Stated exercise:
Using the data below, copy each line that includes the word "background".
════
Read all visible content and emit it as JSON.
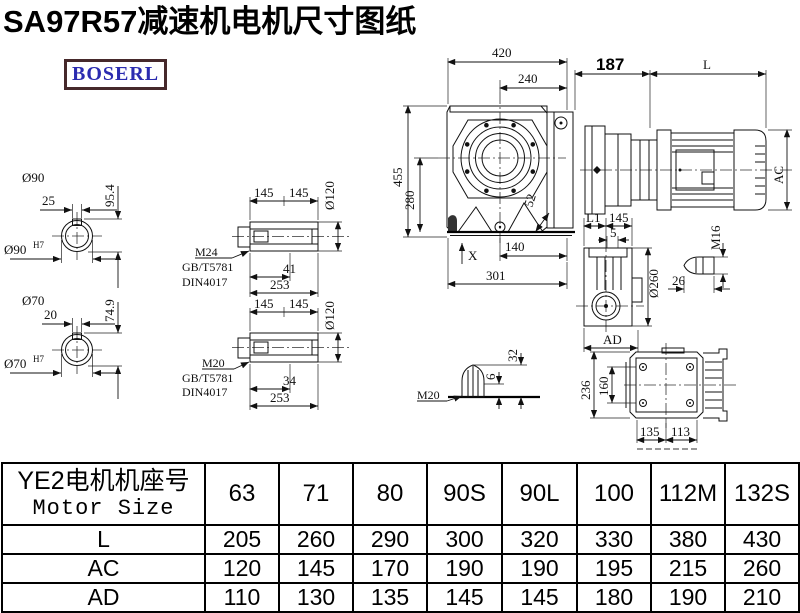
{
  "title": "SA97R57减速机电机尺寸图纸",
  "logo": "BOSERL",
  "drawing": {
    "shaft_top": {
      "dia": "Ø90",
      "key_w": "25",
      "height": "95.4",
      "bore": "Ø90",
      "tol": "H7"
    },
    "shaft_bottom": {
      "dia": "Ø70",
      "key_w": "20",
      "height": "74.9",
      "bore": "Ø70",
      "tol": "H7"
    },
    "hollow_top": {
      "seg1": "145",
      "seg2": "145",
      "dia": "Ø120",
      "thread": "M24",
      "std1": "GB/T5781",
      "std2": "DIN4017",
      "len_in": "41",
      "len_total": "253"
    },
    "hollow_bottom": {
      "seg1": "145",
      "seg2": "145",
      "dia": "Ø120",
      "thread": "M20",
      "std1": "GB/T5781",
      "std2": "DIN4017",
      "len_in": "34",
      "len_total": "253"
    },
    "front": {
      "width": "420",
      "width2": "240",
      "height": "455",
      "height2": "280",
      "dim52": "52",
      "x_mark": "X",
      "bottom1": "140",
      "bottom2": "301"
    },
    "motor": {
      "dim187": "187",
      "len": "L",
      "ac": "AC"
    },
    "side": {
      "l1": "L1",
      "seg": "145",
      "dim5": "5",
      "dia": "Ø260",
      "ad": "AD",
      "m16": "M16",
      "dim26": "26"
    },
    "plug": {
      "thread": "M20",
      "dim6": "6",
      "dim32": "32"
    },
    "rear": {
      "h_out": "236",
      "h_in": "160",
      "w1": "135",
      "w2": "113"
    }
  },
  "table": {
    "header_cn": "YE2电机机座号",
    "header_en": "Motor Size",
    "sizes": [
      "63",
      "71",
      "80",
      "90S",
      "90L",
      "100",
      "112M",
      "132S"
    ],
    "rows": [
      {
        "label": "L",
        "values": [
          "205",
          "260",
          "290",
          "300",
          "320",
          "330",
          "380",
          "430"
        ]
      },
      {
        "label": "AC",
        "values": [
          "120",
          "145",
          "170",
          "190",
          "190",
          "195",
          "215",
          "260"
        ]
      },
      {
        "label": "AD",
        "values": [
          "110",
          "130",
          "135",
          "145",
          "145",
          "180",
          "190",
          "210"
        ]
      }
    ]
  }
}
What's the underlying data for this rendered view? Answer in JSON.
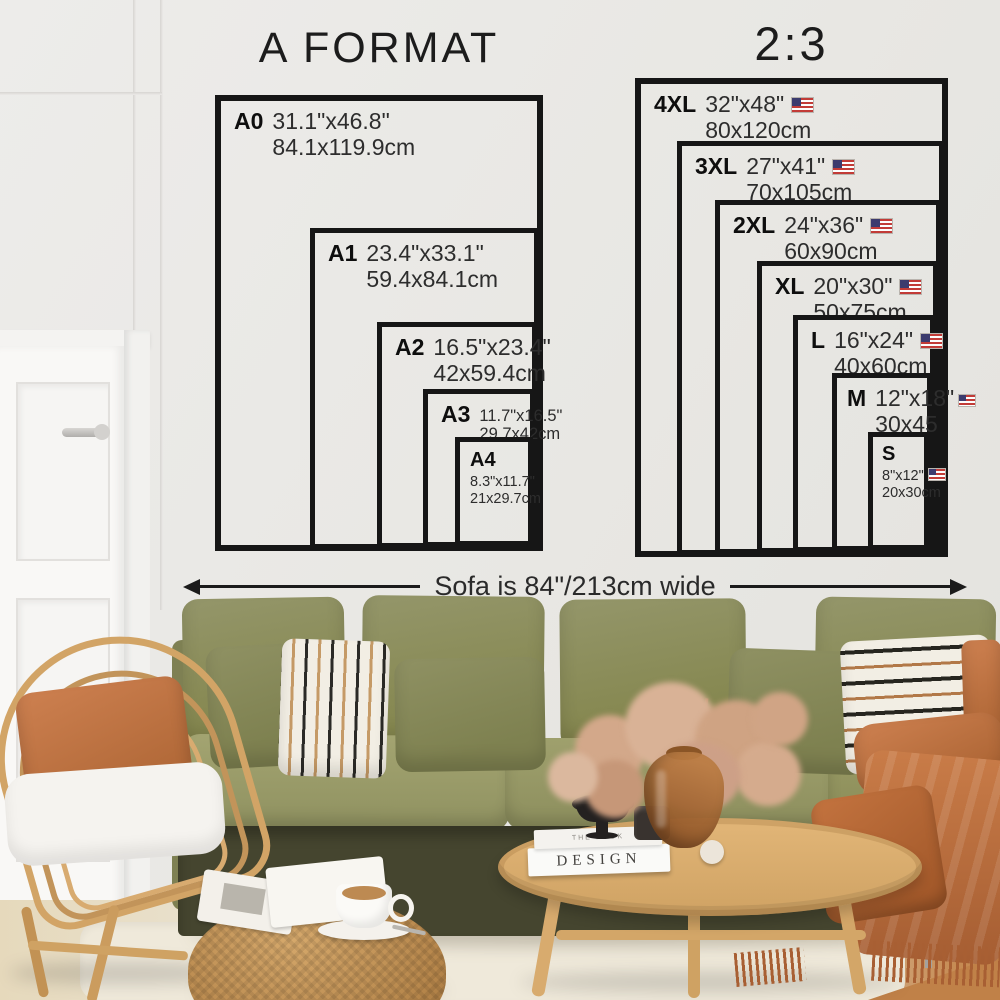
{
  "a_format": {
    "title": "A FORMAT",
    "sizes": [
      {
        "label": "A0",
        "inches": "31.1\"x46.8\"",
        "cm": "84.1x119.9cm"
      },
      {
        "label": "A1",
        "inches": "23.4\"x33.1\"",
        "cm": "59.4x84.1cm"
      },
      {
        "label": "A2",
        "inches": "16.5\"x23.4\"",
        "cm": "42x59.4cm"
      },
      {
        "label": "A3",
        "inches": "11.7\"x16.5\"",
        "cm": "29.7x42cm"
      },
      {
        "label": "A4",
        "inches": "8.3\"x11.7\"",
        "cm": "21x29.7cm"
      }
    ]
  },
  "ratio_2_3": {
    "title": "2:3",
    "sizes": [
      {
        "label": "4XL",
        "inches": "32\"x48\"",
        "cm": "80x120cm",
        "flag": "us-flag-icon"
      },
      {
        "label": "3XL",
        "inches": "27\"x41\"",
        "cm": "70x105cm",
        "flag": "us-flag-icon"
      },
      {
        "label": "2XL",
        "inches": "24\"x36\"",
        "cm": "60x90cm",
        "flag": "us-flag-icon"
      },
      {
        "label": "XL",
        "inches": "20\"x30\"",
        "cm": "50x75cm",
        "flag": "us-flag-icon"
      },
      {
        "label": "L",
        "inches": "16\"x24\"",
        "cm": "40x60cm",
        "flag": "us-flag-icon"
      },
      {
        "label": "M",
        "inches": "12\"x18\"",
        "cm": "30x45",
        "flag": "us-flag-icon"
      },
      {
        "label": "S",
        "inches": "8\"x12\"",
        "cm": "20x30cm",
        "flag": "us-flag-icon"
      }
    ]
  },
  "annotation": {
    "sofa_width": "Sofa is 84\"/213cm wide"
  },
  "props": {
    "book_title": "DESIGN",
    "book_subtitle": "THE BOOK"
  },
  "colors": {
    "poster_ink": "#161616",
    "wall": "#e8e7e3",
    "sofa_olive": "#8c8e5f",
    "rust": "#bd7245",
    "rattan": "#d2a466",
    "wood_floor": "#c08148"
  }
}
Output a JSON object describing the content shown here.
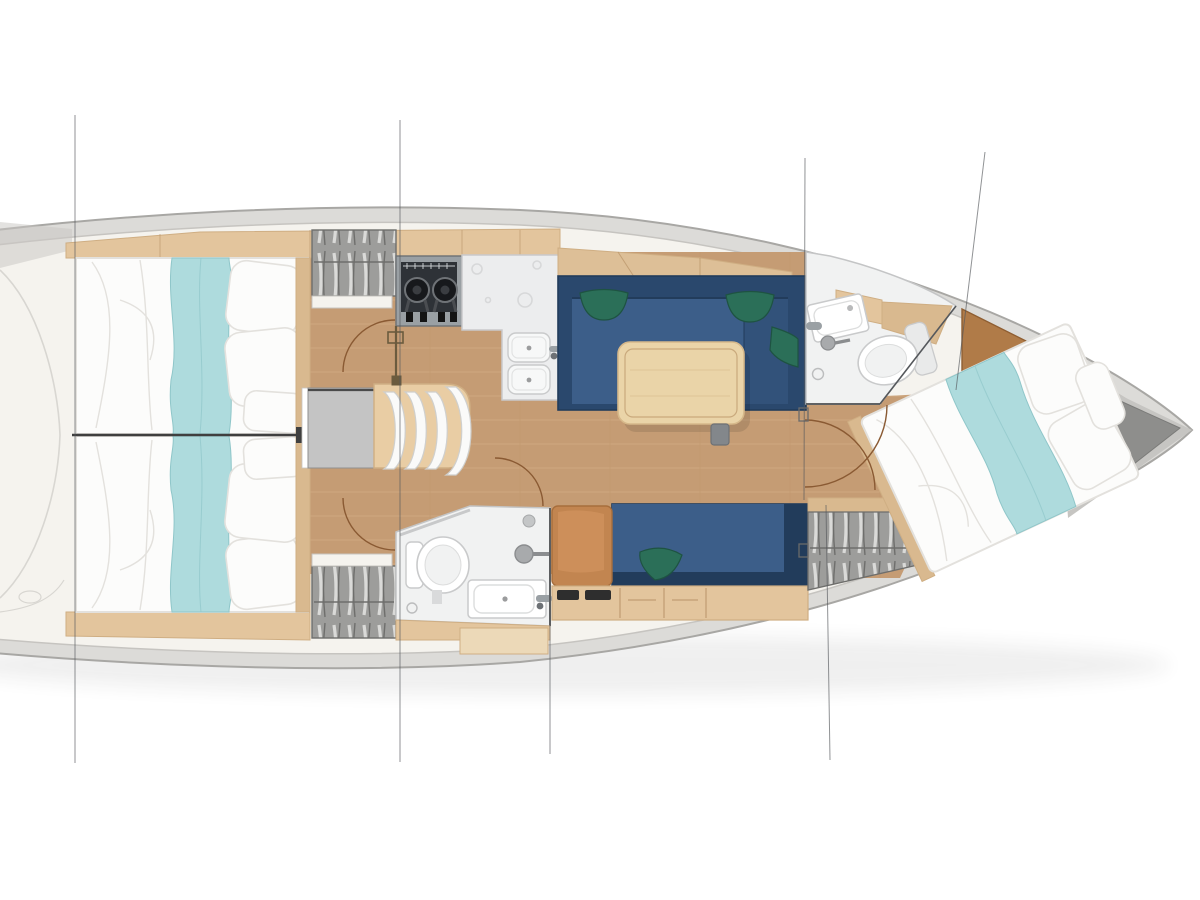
{
  "title": "",
  "visible_text": [],
  "diagram": {
    "kind": "sailboat-interior-deck-plan",
    "orientation": "bow-right",
    "rooms": [
      {
        "id": "aft-cabin-port",
        "contents": [
          "double-bed",
          "wardrobe"
        ]
      },
      {
        "id": "aft-cabin-starboard",
        "contents": [
          "double-bed",
          "wardrobe"
        ]
      },
      {
        "id": "galley",
        "contents": [
          "two-burner-stove",
          "counter",
          "double-sink"
        ]
      },
      {
        "id": "companionway",
        "contents": [
          "stairs-3-steps",
          "chart-table"
        ]
      },
      {
        "id": "saloon",
        "contents": [
          "u-settee-navy",
          "dining-table",
          "bench-navy",
          "green-cushions"
        ]
      },
      {
        "id": "aft-head",
        "contents": [
          "toilet",
          "sink",
          "shower"
        ]
      },
      {
        "id": "forward-head",
        "contents": [
          "toilet",
          "sink",
          "shower"
        ]
      },
      {
        "id": "forward-cabin",
        "contents": [
          "v-berth-double-bed",
          "wardrobe",
          "bow-locker"
        ]
      }
    ],
    "section_line_count": 6,
    "door_arc_count": 5
  },
  "colors": {
    "page_bg": "#ffffff",
    "shadow": "#2b2b2b",
    "hull_band": "#dcdbd8",
    "hull_edge": "#a8a7a4",
    "deck": "#f5f3ee",
    "deck_line": "#c6c4c0",
    "ghost": "#c9c7c3",
    "floor": "#c59c74",
    "floor_plank": "#d8b28a",
    "wood": "#e3c59d",
    "wood_dark": "#cfae83",
    "wood_seam": "#b99469",
    "wood_trim": "#d9b98f",
    "locker": "#ddbf97",
    "bulkhead": "#b07b48",
    "bulkhead_edge": "#8f5f33",
    "navy": "#2a486d",
    "navy_seat": "#3c5e89",
    "navy_dark": "#223c5b",
    "green": "#2b6f58",
    "green_dark": "#1e5342",
    "aqua": "#aedbdd",
    "aqua_line": "#8fc6c9",
    "bed_white": "#fcfcfb",
    "bed_line": "#e3e1dd",
    "gray_unit": "#c4c4c4",
    "gray_unit_edge": "#8f8f8f",
    "hatch_bg": "#9d9d9b",
    "hatch_light": "#dadad8",
    "hatch_dark": "#6e6e6c",
    "fixture": "#f1f2f2",
    "fixture_line": "#c9cacb",
    "fixture_shade": "#e4e5e6",
    "steel": "#9aa0a4",
    "steel_dark": "#6d7175",
    "stove": "#2e3237",
    "burner": "#17191c",
    "arc": "#8a5a33",
    "post": "#6b5b3e",
    "section": "#55585c",
    "divider": "#3f3f3f"
  }
}
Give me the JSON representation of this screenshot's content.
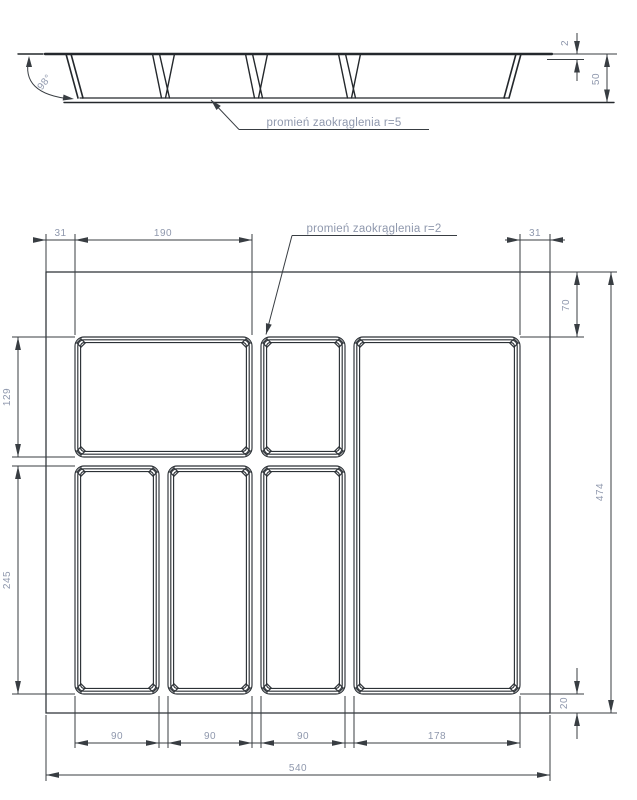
{
  "section": {
    "angle_label": "98°",
    "rim_thickness": "2",
    "total_height": "50",
    "radius_note": "promień zaokrąglenia r=5"
  },
  "plan": {
    "radius_note": "promień zaokrąglenia r=2",
    "top_margin_left": "31",
    "top_width": "190",
    "top_margin_right": "31",
    "right_top_offset": "70",
    "total_height": "474",
    "right_bottom_offset": "20",
    "left_row1_height": "129",
    "left_row2_height": "245",
    "col1": "90",
    "col2": "90",
    "col3": "90",
    "col4": "178",
    "total_width": "540"
  },
  "colors": {
    "line": "#24282c",
    "dim_text": "#8f98ad"
  }
}
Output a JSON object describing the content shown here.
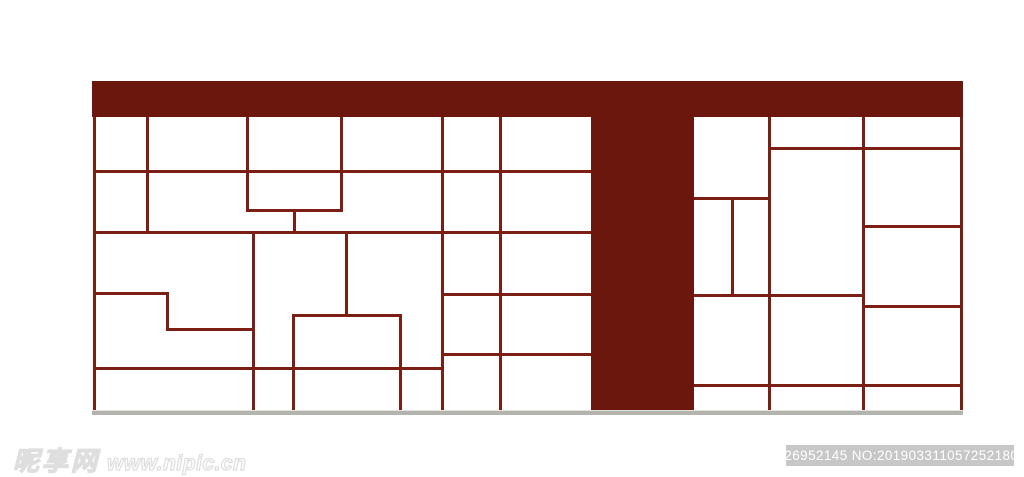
{
  "page": {
    "background": "#ffffff"
  },
  "artwork": {
    "description": "maroon T-shaped lattice partition screen drawing",
    "bar_color": "#6b170e",
    "line_color": "#7b1e13",
    "ground_color": "#b4b4af",
    "ground_highlight": "#e3e3dd",
    "line_thickness": 3,
    "beams": [
      {
        "name": "top-beam",
        "x": 92,
        "y": 81,
        "w": 871,
        "h": 36
      },
      {
        "name": "center-post",
        "x": 591,
        "y": 117,
        "w": 103,
        "h": 294
      }
    ],
    "lines": [
      {
        "x": 93,
        "y": 117,
        "len": 294,
        "dir": "v"
      },
      {
        "x": 146,
        "y": 117,
        "len": 115,
        "dir": "v"
      },
      {
        "x": 246,
        "y": 117,
        "len": 95,
        "dir": "v"
      },
      {
        "x": 340,
        "y": 117,
        "len": 95,
        "dir": "v"
      },
      {
        "x": 293,
        "y": 209,
        "len": 24,
        "dir": "v"
      },
      {
        "x": 441,
        "y": 117,
        "len": 294,
        "dir": "v"
      },
      {
        "x": 499,
        "y": 117,
        "len": 294,
        "dir": "v"
      },
      {
        "x": 252,
        "y": 231,
        "len": 180,
        "dir": "v"
      },
      {
        "x": 345,
        "y": 231,
        "len": 85,
        "dir": "v"
      },
      {
        "x": 292,
        "y": 314,
        "len": 97,
        "dir": "v"
      },
      {
        "x": 399,
        "y": 314,
        "len": 97,
        "dir": "v"
      },
      {
        "x": 166,
        "y": 292,
        "len": 39,
        "dir": "v"
      },
      {
        "x": 93,
        "y": 170,
        "len": 498,
        "dir": "h"
      },
      {
        "x": 246,
        "y": 209,
        "len": 97,
        "dir": "h"
      },
      {
        "x": 93,
        "y": 231,
        "len": 498,
        "dir": "h"
      },
      {
        "x": 93,
        "y": 292,
        "len": 76,
        "dir": "h"
      },
      {
        "x": 166,
        "y": 328,
        "len": 89,
        "dir": "h"
      },
      {
        "x": 292,
        "y": 314,
        "len": 110,
        "dir": "h"
      },
      {
        "x": 441,
        "y": 293,
        "len": 150,
        "dir": "h"
      },
      {
        "x": 441,
        "y": 353,
        "len": 150,
        "dir": "h"
      },
      {
        "x": 93,
        "y": 367,
        "len": 351,
        "dir": "h"
      },
      {
        "x": 768,
        "y": 117,
        "len": 294,
        "dir": "v"
      },
      {
        "x": 862,
        "y": 117,
        "len": 294,
        "dir": "v"
      },
      {
        "x": 960,
        "y": 117,
        "len": 294,
        "dir": "v"
      },
      {
        "x": 731,
        "y": 197,
        "len": 100,
        "dir": "v"
      },
      {
        "x": 768,
        "y": 147,
        "len": 195,
        "dir": "h"
      },
      {
        "x": 694,
        "y": 197,
        "len": 77,
        "dir": "h"
      },
      {
        "x": 862,
        "y": 225,
        "len": 101,
        "dir": "h"
      },
      {
        "x": 694,
        "y": 294,
        "len": 171,
        "dir": "h"
      },
      {
        "x": 862,
        "y": 305,
        "len": 101,
        "dir": "h"
      },
      {
        "x": 694,
        "y": 384,
        "len": 269,
        "dir": "h"
      }
    ],
    "ground": {
      "x": 92,
      "y": 410,
      "w": 871,
      "h": 4
    }
  },
  "watermark": {
    "logo_text": "昵享网",
    "site_text": "www.nipic.cn"
  },
  "badge": {
    "text": "ID:26952145 NO:20190331105725218083",
    "bg": "#c7c7c7",
    "color": "#ffffff"
  }
}
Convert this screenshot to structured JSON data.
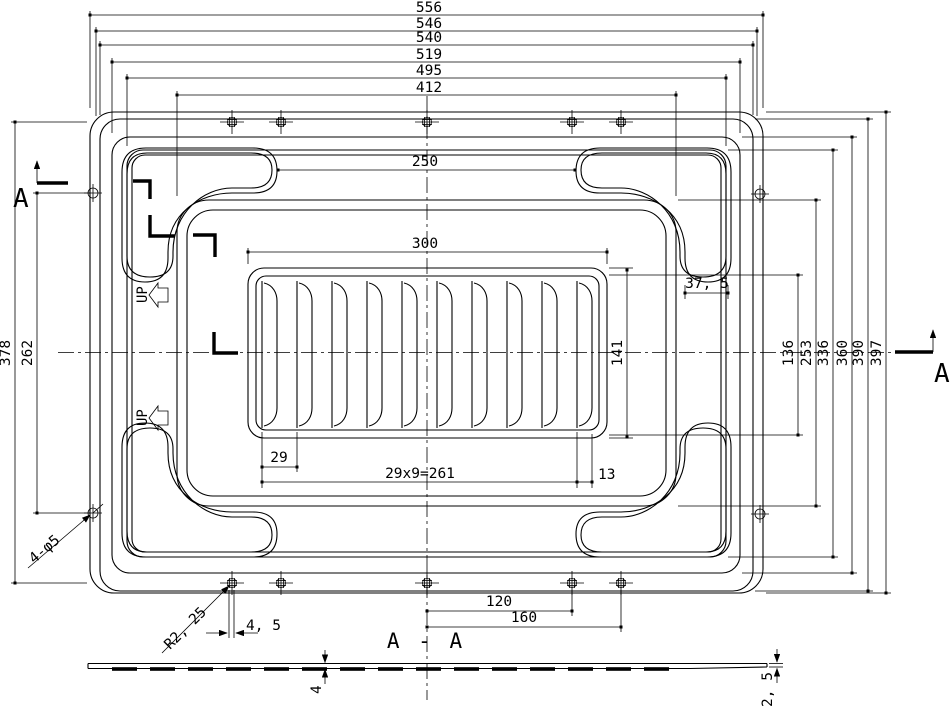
{
  "drawing": {
    "type": "engineering-drawing",
    "colors": {
      "line": "#000000",
      "background": "#ffffff"
    },
    "plan": {
      "dims_top": {
        "d556": "556",
        "d546": "546",
        "d540": "540",
        "d519": "519",
        "d495": "495",
        "d412": "412",
        "d250": "250",
        "d300": "300"
      },
      "dims_right": {
        "d141": "141",
        "d136": "136",
        "d253": "253",
        "d336": "336",
        "d360": "360",
        "d390": "390",
        "d397": "397",
        "d37_5": "37, 5"
      },
      "dims_left": {
        "d378": "378",
        "d262": "262"
      },
      "dims_bottom": {
        "d29": "29",
        "d261": "29x9=261",
        "d13": "13",
        "d120": "120",
        "d160": "160",
        "d4_5": "4, 5"
      },
      "notes": {
        "holes": "4-φ5",
        "radius": "R2, 25"
      },
      "up_label": "UP",
      "section_marker": "A"
    },
    "section": {
      "title": "A - A",
      "thickness_center": "4",
      "thickness_edge": "2, 5"
    }
  }
}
════
Written solution:
    "background": "#ffffff"
      "background": "#ffffff"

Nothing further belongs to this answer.